» Requirement:
Can you reproduce the data beneath, keeping every line exact?

Saved entries
========================================

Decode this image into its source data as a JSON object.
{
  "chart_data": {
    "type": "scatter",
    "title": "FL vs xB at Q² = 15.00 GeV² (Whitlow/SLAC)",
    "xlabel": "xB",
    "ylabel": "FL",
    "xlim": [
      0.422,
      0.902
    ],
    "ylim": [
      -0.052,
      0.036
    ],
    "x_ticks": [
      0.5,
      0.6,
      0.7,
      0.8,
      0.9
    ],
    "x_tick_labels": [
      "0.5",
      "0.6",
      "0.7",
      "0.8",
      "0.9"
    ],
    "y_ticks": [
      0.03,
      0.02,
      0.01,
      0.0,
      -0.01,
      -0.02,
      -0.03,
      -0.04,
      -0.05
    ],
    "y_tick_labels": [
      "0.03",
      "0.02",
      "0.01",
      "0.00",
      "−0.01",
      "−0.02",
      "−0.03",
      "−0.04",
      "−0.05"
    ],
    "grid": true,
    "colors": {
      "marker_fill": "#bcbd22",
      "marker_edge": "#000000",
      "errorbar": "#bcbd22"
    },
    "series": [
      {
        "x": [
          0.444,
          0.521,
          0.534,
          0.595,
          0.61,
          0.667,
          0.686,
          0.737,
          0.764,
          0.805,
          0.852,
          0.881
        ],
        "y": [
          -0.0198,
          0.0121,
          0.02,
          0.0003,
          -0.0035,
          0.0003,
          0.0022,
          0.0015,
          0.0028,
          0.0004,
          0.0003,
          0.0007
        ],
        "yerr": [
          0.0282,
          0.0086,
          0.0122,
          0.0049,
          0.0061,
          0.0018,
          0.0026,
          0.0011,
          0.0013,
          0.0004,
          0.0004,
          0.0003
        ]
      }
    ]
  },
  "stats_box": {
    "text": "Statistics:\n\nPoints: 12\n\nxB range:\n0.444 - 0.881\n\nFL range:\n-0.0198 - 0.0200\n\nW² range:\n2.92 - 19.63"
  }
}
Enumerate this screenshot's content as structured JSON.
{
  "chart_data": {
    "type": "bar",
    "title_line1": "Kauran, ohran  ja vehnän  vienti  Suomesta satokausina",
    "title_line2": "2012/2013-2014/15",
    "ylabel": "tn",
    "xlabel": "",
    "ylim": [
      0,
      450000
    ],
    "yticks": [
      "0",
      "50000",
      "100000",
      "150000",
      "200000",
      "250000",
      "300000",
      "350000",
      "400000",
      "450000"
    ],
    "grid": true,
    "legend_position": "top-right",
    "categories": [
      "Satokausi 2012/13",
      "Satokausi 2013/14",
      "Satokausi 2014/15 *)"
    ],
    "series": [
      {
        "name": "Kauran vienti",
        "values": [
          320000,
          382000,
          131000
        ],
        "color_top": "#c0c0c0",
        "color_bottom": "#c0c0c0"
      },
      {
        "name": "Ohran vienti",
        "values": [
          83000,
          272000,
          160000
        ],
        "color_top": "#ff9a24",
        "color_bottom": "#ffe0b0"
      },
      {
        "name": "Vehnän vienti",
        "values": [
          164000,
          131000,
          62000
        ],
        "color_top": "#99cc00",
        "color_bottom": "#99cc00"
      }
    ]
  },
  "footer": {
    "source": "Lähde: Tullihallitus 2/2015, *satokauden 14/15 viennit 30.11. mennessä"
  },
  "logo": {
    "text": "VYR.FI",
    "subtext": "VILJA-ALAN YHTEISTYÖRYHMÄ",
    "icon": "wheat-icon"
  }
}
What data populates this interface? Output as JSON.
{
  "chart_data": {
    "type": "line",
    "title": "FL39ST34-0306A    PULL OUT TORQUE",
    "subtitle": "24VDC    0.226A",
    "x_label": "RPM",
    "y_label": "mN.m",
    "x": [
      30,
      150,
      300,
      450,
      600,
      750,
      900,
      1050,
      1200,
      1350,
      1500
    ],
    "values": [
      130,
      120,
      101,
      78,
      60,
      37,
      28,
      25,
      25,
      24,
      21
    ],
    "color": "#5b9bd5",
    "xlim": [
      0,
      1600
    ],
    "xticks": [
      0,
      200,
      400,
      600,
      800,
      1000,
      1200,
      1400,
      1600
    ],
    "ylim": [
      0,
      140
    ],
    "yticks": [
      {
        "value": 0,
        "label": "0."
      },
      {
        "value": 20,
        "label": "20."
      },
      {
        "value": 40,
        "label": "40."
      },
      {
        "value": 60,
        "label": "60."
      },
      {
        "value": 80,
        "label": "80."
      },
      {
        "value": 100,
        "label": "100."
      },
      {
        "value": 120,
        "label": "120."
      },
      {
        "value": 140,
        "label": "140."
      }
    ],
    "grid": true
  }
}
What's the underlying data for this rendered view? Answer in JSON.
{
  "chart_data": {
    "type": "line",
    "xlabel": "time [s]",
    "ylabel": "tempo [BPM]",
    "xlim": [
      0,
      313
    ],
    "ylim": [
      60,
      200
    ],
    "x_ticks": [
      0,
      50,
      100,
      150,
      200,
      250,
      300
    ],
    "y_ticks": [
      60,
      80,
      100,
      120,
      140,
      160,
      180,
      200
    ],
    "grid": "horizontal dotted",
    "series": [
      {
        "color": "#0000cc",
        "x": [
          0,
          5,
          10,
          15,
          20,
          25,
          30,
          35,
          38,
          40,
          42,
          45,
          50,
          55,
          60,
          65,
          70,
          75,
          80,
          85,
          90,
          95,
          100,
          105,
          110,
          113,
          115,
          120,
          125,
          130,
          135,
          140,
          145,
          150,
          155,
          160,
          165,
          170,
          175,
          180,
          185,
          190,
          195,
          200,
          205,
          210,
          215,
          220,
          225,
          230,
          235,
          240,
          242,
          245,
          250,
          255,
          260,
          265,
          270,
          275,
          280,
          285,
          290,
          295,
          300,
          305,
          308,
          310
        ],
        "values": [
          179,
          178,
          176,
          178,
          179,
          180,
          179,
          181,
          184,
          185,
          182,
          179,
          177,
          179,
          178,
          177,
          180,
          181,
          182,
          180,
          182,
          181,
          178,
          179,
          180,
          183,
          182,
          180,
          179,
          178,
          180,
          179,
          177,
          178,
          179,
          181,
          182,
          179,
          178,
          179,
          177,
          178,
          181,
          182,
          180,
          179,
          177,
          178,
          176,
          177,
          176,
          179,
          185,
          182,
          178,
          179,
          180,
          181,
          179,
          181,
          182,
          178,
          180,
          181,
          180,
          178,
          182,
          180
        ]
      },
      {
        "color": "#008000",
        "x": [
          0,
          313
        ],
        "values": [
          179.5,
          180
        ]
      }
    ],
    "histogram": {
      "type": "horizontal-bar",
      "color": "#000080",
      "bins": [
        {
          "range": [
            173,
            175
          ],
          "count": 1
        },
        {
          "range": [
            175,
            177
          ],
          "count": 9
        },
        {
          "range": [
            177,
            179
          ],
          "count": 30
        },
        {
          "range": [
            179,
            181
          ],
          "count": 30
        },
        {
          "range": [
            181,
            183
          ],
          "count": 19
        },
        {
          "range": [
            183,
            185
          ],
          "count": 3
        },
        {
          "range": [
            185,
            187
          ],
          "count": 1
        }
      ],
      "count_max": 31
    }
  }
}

========================================

» Output of the exercise:
Decode this image into its source data as a JSON object.
{
  "chart_data": {
    "type": "scatter",
    "title": "FL vs xB at Q² = 15.00 GeV² (Whitlow/SLAC)",
    "xlabel": "xB",
    "ylabel": "FL",
    "xlim": [
      0.422,
      0.902
    ],
    "ylim": [
      -0.052,
      0.036
    ],
    "x_ticks": [
      0.5,
      0.6,
      0.7,
      0.8,
      0.9
    ],
    "x_tick_labels": [
      "0.5",
      "0.6",
      "0.7",
      "0.8",
      "0.9"
    ],
    "y_ticks": [
      0.03,
      0.02,
      0.01,
      0.0,
      -0.01,
      -0.02,
      -0.03,
      -0.04,
      -0.05
    ],
    "y_tick_labels": [
      "0.03",
      "0.02",
      "0.01",
      "0.00",
      "−0.01",
      "−0.02",
      "−0.03",
      "−0.04",
      "−0.05"
    ],
    "grid": true,
    "colors": {
      "marker_fill": "#bcbd22",
      "marker_edge": "#000000",
      "errorbar": "#bcbd22"
    },
    "series": [
      {
        "x": [
          0.444,
          0.521,
          0.534,
          0.595,
          0.61,
          0.667,
          0.686,
          0.737,
          0.764,
          0.805,
          0.852,
          0.881
        ],
        "y": [
          -0.0198,
          0.0121,
          0.02,
          0.0003,
          -0.0035,
          0.0003,
          0.0022,
          0.0015,
          0.0028,
          0.0004,
          0.0003,
          0.0007
        ],
        "yerr": [
          0.0282,
          0.0086,
          0.0122,
          0.0049,
          0.0061,
          0.0018,
          0.0026,
          0.0011,
          0.0013,
          0.0004,
          0.0004,
          0.0003
        ]
      }
    ]
  },
  "stats_box": {
    "text": "Statistics:\n\nPoints: 12\n\nxB range:\n0.444 - 0.881\n\nFL range:\n-0.0198 - 0.0200\n\nW² range:\n2.92 - 19.63"
  }
}
Enumerate this screenshot's content as structured JSON.
{
  "chart_data": {
    "type": "bar",
    "title_line1": "Kauran, ohran  ja vehnän  vienti  Suomesta satokausina",
    "title_line2": "2012/2013-2014/15",
    "ylabel": "tn",
    "xlabel": "",
    "ylim": [
      0,
      450000
    ],
    "yticks": [
      "0",
      "50000",
      "100000",
      "150000",
      "200000",
      "250000",
      "300000",
      "350000",
      "400000",
      "450000"
    ],
    "grid": true,
    "legend_position": "top-right",
    "categories": [
      "Satokausi 2012/13",
      "Satokausi 2013/14",
      "Satokausi 2014/15 *)"
    ],
    "series": [
      {
        "name": "Kauran vienti",
        "values": [
          320000,
          382000,
          131000
        ],
        "color_top": "#c0c0c0",
        "color_bottom": "#c0c0c0"
      },
      {
        "name": "Ohran vienti",
        "values": [
          83000,
          272000,
          160000
        ],
        "color_top": "#ff9a24",
        "color_bottom": "#ffe0b0"
      },
      {
        "name": "Vehnän vienti",
        "values": [
          164000,
          131000,
          62000
        ],
        "color_top": "#99cc00",
        "color_bottom": "#99cc00"
      }
    ]
  },
  "footer": {
    "source": "Lähde: Tullihallitus 2/2015, *satokauden 14/15 viennit 30.11. mennessä"
  },
  "logo": {
    "text": "VYR.FI",
    "subtext": "VILJA-ALAN YHTEISTYÖRYHMÄ",
    "icon": "wheat-icon"
  }
}
What data populates this interface? Output as JSON.
{
  "chart_data": {
    "type": "line",
    "title": "FL39ST34-0306A    PULL OUT TORQUE",
    "subtitle": "24VDC    0.226A",
    "x_label": "RPM",
    "y_label": "mN.m",
    "x": [
      30,
      150,
      300,
      450,
      600,
      750,
      900,
      1050,
      1200,
      1350,
      1500
    ],
    "values": [
      130,
      120,
      101,
      78,
      60,
      37,
      28,
      25,
      25,
      24,
      21
    ],
    "color": "#5b9bd5",
    "xlim": [
      0,
      1600
    ],
    "xticks": [
      0,
      200,
      400,
      600,
      800,
      1000,
      1200,
      1400,
      1600
    ],
    "ylim": [
      0,
      140
    ],
    "yticks": [
      {
        "value": 0,
        "label": "0."
      },
      {
        "value": 20,
        "label": "20."
      },
      {
        "value": 40,
        "label": "40."
      },
      {
        "value": 60,
        "label": "60."
      },
      {
        "value": 80,
        "label": "80."
      },
      {
        "value": 100,
        "label": "100."
      },
      {
        "value": 120,
        "label": "120."
      },
      {
        "value": 140,
        "label": "140."
      }
    ],
    "grid": true
  }
}
What's the underlying data for this rendered view? Answer in JSON.
{
  "chart_data": {
    "type": "line",
    "xlabel": "time [s]",
    "ylabel": "tempo [BPM]",
    "xlim": [
      0,
      313
    ],
    "ylim": [
      60,
      200
    ],
    "x_ticks": [
      0,
      50,
      100,
      150,
      200,
      250,
      300
    ],
    "y_ticks": [
      60,
      80,
      100,
      120,
      140,
      160,
      180,
      200
    ],
    "grid": "horizontal dotted",
    "series": [
      {
        "color": "#0000cc",
        "x": [
          0,
          5,
          10,
          15,
          20,
          25,
          30,
          35,
          38,
          40,
          42,
          45,
          50,
          55,
          60,
          65,
          70,
          75,
          80,
          85,
          90,
          95,
          100,
          105,
          110,
          113,
          115,
          120,
          125,
          130,
          135,
          140,
          145,
          150,
          155,
          160,
          165,
          170,
          175,
          180,
          185,
          190,
          195,
          200,
          205,
          210,
          215,
          220,
          225,
          230,
          235,
          240,
          242,
          245,
          250,
          255,
          260,
          265,
          270,
          275,
          280,
          285,
          290,
          295,
          300,
          305,
          308,
          310
        ],
        "values": [
          179,
          178,
          176,
          178,
          179,
          180,
          179,
          181,
          184,
          185,
          182,
          179,
          177,
          179,
          178,
          177,
          180,
          181,
          182,
          180,
          182,
          181,
          178,
          179,
          180,
          183,
          182,
          180,
          179,
          178,
          180,
          179,
          177,
          178,
          179,
          181,
          182,
          179,
          178,
          179,
          177,
          178,
          181,
          182,
          180,
          179,
          177,
          178,
          176,
          177,
          176,
          179,
          185,
          182,
          178,
          179,
          180,
          181,
          179,
          181,
          182,
          178,
          180,
          181,
          180,
          178,
          182,
          180
        ]
      },
      {
        "color": "#008000",
        "x": [
          0,
          313
        ],
        "values": [
          179.5,
          180
        ]
      }
    ],
    "histogram": {
      "type": "horizontal-bar",
      "color": "#000080",
      "bins": [
        {
          "range": [
            173,
            175
          ],
          "count": 1
        },
        {
          "range": [
            175,
            177
          ],
          "count": 9
        },
        {
          "range": [
            177,
            179
          ],
          "count": 30
        },
        {
          "range": [
            179,
            181
          ],
          "count": 30
        },
        {
          "range": [
            181,
            183
          ],
          "count": 19
        },
        {
          "range": [
            183,
            185
          ],
          "count": 3
        },
        {
          "range": [
            185,
            187
          ],
          "count": 1
        }
      ],
      "count_max": 31
    }
  }
}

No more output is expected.